Gather up all lines that carry the word "What".

(Raw records)
┌────────

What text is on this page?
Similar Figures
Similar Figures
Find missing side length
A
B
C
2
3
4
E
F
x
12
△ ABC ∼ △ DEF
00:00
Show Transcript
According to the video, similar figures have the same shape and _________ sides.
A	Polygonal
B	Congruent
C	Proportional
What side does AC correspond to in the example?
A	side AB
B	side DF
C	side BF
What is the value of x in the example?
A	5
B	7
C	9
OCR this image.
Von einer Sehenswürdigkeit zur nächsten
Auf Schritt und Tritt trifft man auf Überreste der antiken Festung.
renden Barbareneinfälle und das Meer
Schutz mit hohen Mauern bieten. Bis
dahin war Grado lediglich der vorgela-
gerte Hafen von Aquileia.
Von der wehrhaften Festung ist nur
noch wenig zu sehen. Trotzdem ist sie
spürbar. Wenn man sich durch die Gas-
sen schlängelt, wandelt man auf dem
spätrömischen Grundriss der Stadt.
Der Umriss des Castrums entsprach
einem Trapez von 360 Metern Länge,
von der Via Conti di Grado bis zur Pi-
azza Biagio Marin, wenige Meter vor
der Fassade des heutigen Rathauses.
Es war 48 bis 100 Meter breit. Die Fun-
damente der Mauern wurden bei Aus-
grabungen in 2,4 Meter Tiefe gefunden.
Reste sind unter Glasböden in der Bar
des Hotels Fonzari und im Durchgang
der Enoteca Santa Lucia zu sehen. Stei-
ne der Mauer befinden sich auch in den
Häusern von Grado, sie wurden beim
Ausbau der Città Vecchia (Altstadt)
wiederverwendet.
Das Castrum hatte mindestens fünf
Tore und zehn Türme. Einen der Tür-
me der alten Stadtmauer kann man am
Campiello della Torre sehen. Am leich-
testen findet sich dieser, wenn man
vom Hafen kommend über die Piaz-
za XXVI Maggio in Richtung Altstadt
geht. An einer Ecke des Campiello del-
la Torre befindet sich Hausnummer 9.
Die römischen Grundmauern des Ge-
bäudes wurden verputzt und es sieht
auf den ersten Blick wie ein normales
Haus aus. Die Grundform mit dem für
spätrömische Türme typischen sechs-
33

└────────

> [ANSWER TO THE TASK]
What text is on this page?
What side does AC correspond to in the example?
What is the value of x in the example?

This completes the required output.